Single out each line with the word "користь" and copy it.

— Start Source material —

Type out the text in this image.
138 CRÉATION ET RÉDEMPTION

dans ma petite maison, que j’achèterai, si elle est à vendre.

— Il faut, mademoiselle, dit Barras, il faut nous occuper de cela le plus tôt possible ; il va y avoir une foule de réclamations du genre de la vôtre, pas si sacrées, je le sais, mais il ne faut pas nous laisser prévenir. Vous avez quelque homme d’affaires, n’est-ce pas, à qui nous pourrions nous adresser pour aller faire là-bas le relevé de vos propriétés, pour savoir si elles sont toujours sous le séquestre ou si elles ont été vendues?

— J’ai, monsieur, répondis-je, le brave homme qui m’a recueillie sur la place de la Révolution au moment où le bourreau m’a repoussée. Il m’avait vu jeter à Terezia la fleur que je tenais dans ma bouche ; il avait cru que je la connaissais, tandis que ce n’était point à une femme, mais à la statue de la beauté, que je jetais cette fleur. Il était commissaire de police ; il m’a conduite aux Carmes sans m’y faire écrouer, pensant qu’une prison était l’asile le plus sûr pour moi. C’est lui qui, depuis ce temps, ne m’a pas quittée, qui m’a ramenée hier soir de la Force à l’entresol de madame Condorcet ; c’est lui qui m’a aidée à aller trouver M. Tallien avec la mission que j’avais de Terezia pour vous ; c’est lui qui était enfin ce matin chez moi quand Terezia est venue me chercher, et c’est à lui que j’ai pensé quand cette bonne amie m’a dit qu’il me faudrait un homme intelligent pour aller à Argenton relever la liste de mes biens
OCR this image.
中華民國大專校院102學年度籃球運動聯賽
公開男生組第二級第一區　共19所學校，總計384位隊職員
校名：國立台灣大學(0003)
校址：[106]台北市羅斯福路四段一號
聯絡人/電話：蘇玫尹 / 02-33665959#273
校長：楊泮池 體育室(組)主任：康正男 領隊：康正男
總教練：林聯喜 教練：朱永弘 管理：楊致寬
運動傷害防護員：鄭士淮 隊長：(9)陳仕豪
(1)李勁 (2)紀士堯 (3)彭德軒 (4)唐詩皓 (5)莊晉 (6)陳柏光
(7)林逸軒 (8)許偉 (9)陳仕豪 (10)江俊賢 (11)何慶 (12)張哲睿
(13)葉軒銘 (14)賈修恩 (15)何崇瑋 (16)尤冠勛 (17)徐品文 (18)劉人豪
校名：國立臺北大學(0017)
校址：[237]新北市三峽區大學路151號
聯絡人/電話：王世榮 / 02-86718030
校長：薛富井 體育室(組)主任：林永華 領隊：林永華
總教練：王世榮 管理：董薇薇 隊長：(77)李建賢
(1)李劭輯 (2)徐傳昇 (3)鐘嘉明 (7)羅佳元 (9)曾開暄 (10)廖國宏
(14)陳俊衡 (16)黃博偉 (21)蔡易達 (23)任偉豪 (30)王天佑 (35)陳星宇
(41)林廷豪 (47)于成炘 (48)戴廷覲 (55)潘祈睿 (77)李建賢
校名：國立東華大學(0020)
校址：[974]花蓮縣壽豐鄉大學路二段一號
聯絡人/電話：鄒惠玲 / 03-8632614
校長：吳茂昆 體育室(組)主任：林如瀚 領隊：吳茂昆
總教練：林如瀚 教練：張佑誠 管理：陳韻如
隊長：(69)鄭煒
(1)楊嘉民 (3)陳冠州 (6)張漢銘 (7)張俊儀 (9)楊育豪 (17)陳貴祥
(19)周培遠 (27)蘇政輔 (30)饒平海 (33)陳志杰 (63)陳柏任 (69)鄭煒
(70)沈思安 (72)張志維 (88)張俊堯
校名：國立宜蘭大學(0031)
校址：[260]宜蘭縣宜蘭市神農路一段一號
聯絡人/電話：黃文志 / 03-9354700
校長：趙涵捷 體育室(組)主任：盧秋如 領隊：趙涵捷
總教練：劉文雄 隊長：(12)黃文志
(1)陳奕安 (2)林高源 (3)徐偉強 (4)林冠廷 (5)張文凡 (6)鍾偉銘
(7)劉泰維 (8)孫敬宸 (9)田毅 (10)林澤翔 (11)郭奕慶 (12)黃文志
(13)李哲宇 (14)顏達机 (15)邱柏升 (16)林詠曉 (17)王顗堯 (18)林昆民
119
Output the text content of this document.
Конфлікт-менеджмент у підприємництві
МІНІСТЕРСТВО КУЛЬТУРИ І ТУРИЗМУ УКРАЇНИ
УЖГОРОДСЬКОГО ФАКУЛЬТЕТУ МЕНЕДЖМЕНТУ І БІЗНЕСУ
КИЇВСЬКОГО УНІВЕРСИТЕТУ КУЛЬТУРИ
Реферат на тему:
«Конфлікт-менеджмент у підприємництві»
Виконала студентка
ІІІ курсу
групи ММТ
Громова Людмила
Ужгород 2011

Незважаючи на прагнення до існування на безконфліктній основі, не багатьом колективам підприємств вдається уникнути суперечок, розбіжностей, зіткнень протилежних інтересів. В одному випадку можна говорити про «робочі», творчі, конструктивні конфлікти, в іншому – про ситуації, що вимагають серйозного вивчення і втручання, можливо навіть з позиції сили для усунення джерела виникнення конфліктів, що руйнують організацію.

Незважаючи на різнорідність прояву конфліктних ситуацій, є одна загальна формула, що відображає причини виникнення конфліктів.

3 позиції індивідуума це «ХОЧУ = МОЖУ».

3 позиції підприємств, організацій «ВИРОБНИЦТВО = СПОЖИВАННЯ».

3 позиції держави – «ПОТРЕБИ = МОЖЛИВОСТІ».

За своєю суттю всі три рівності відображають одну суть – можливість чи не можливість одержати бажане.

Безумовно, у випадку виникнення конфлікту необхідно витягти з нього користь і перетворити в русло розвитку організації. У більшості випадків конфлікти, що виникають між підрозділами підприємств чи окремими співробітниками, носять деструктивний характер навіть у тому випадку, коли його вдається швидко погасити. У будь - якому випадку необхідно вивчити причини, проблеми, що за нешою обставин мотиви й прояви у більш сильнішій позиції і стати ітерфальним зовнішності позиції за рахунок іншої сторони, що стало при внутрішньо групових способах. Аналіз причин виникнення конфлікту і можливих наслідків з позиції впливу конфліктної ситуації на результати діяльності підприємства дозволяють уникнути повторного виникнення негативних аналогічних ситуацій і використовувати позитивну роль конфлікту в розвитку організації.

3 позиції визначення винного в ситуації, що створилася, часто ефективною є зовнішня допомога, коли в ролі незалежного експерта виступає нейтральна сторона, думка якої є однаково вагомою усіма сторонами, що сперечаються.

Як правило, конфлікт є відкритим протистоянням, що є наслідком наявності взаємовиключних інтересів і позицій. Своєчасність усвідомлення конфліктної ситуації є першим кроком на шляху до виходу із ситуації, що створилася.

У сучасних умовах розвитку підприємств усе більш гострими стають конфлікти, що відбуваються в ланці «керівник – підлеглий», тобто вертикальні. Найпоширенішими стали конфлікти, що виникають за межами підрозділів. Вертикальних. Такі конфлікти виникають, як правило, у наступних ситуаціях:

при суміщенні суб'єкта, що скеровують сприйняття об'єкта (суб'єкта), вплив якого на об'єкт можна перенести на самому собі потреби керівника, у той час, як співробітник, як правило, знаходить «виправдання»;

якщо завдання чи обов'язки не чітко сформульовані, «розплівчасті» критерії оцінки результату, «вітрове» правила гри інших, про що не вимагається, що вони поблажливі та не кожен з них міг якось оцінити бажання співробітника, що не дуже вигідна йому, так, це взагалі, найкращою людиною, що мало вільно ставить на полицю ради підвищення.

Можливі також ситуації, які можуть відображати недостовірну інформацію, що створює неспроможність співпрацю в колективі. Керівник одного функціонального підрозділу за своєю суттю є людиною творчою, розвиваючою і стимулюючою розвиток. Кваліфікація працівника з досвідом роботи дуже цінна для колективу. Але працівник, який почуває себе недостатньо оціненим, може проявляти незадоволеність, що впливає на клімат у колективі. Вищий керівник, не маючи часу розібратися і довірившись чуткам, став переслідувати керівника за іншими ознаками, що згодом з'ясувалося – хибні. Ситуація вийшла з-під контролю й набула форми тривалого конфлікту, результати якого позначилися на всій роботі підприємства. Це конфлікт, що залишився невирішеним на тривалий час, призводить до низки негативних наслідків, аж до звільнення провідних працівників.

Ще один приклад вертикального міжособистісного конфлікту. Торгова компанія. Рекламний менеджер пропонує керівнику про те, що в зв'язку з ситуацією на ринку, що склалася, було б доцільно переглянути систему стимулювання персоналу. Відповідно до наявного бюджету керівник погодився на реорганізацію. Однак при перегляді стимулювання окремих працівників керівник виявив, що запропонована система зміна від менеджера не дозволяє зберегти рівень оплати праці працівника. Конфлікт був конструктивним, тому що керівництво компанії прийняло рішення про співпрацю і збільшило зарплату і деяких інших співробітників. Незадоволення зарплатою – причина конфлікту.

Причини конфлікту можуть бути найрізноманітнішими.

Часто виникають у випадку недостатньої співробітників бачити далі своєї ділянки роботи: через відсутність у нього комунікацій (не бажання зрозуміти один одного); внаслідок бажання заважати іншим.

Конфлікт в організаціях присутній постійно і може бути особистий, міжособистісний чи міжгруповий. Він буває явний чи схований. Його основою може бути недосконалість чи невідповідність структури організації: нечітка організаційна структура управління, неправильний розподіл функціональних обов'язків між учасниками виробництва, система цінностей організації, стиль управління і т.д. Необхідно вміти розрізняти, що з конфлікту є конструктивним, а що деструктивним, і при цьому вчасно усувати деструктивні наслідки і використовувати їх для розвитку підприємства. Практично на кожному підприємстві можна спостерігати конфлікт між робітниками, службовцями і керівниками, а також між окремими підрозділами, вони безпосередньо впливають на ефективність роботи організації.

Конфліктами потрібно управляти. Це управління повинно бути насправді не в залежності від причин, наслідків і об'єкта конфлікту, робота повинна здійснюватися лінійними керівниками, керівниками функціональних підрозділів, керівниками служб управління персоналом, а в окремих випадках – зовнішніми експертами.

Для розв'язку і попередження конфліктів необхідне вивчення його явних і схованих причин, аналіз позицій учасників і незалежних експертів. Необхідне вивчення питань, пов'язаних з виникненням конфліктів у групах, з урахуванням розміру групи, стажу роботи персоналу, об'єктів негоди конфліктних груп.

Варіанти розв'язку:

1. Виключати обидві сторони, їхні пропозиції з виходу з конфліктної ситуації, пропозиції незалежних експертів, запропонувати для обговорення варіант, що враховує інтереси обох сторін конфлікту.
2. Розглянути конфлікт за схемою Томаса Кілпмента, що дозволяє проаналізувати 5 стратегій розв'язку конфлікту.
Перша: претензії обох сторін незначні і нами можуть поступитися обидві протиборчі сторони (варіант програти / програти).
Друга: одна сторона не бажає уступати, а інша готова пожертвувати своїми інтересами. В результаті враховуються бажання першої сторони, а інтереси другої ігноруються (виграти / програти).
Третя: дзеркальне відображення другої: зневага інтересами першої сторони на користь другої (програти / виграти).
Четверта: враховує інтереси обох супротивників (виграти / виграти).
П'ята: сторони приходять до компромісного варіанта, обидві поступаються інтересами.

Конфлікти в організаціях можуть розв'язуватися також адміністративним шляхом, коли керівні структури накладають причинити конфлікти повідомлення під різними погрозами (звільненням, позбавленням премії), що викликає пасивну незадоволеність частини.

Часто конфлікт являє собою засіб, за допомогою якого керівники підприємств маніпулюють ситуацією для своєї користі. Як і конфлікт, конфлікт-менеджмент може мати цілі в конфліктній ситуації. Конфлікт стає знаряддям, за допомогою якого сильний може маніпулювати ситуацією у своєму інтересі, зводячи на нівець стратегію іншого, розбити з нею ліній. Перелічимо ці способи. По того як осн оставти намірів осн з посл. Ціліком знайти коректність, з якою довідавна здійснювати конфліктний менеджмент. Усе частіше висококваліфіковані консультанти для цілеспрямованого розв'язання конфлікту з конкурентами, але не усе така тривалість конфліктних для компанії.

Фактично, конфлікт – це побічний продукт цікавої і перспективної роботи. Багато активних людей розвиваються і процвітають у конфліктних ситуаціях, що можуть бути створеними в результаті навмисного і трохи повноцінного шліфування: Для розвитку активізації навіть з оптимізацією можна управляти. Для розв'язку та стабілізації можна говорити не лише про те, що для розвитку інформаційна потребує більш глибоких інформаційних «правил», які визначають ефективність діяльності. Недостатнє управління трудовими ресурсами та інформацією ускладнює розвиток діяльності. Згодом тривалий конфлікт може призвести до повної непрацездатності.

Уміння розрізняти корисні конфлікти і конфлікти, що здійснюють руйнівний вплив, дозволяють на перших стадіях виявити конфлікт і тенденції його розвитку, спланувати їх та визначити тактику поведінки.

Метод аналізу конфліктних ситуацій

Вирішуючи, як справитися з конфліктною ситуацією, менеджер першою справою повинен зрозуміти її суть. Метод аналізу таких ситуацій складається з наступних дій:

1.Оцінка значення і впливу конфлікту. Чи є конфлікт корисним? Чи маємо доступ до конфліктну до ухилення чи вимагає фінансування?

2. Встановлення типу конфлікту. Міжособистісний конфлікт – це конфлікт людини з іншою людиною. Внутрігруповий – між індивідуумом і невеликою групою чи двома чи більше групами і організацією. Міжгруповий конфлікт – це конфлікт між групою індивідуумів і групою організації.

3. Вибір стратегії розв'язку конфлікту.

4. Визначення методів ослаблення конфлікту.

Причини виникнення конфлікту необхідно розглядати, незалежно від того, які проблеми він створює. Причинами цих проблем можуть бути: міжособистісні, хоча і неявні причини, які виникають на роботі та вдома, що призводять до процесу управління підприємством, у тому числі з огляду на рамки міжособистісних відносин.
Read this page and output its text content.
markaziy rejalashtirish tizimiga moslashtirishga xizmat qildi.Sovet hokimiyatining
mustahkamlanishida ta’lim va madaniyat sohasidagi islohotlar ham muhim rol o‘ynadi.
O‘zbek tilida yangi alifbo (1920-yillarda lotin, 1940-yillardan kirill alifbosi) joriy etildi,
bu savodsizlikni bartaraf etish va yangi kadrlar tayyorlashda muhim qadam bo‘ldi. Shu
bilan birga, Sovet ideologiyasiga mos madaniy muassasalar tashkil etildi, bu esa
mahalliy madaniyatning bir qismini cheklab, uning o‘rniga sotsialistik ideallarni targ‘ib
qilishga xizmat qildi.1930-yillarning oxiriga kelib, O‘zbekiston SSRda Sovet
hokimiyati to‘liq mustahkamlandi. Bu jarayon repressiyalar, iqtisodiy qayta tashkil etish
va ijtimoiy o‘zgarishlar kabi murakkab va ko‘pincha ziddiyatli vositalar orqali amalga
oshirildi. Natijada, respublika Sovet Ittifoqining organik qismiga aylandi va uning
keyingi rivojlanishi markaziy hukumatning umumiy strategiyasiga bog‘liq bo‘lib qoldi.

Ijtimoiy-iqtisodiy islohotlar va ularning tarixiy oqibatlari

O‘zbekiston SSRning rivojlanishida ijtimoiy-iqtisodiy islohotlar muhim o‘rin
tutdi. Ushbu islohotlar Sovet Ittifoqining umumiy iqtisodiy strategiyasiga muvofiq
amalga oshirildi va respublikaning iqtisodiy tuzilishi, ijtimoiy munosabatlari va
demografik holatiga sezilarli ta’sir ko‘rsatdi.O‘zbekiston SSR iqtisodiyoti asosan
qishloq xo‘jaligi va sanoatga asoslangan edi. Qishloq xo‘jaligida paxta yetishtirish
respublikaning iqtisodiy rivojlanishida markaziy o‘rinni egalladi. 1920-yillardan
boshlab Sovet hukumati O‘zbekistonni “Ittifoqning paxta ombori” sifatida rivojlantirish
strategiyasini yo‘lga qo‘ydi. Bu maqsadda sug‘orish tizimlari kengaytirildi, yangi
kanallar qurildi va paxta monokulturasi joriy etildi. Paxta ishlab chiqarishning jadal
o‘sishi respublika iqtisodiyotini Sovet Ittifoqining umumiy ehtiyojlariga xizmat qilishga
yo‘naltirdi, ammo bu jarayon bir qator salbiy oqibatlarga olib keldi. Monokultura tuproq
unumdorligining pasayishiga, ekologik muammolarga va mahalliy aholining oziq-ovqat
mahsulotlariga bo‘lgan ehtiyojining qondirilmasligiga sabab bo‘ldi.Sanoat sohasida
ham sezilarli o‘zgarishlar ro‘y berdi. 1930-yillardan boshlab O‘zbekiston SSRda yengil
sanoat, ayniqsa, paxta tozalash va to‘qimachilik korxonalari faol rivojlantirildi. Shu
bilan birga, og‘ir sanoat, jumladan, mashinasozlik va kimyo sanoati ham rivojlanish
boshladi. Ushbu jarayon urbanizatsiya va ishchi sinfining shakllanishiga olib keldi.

— End Source material —

Solution to the problem:
Безумовно, у випадку виникнення конфлікту необхідно витягти з нього користь і перетворити в русло розвитку організації. У більшості випадків конфлікти, що виникають між підрозділами підприємств чи окремими співробітниками, носять деструктивний характер навіть у тому випадку, коли його вдається швидко погасити. У будь - якому випадку необхідно вивчити причини, проблеми, що за нешою обставин мотиви й прояви у більш сильнішій позиції і стати ітерфальним зовнішності позиції за рахунок іншої сторони, що стало при внутрішньо групових способах. Аналіз причин виникнення конфлікту і можливих наслідків з позиції впливу конфліктної ситуації на результати діяльності підприємства дозволяють уникнути повторного виникнення негативних аналогічних ситуацій і використовувати позитивну роль конфлікту в розвитку організації.
Третя: дзеркальне відображення другої: зневага інтересами першої сторони на користь другої (програти / виграти).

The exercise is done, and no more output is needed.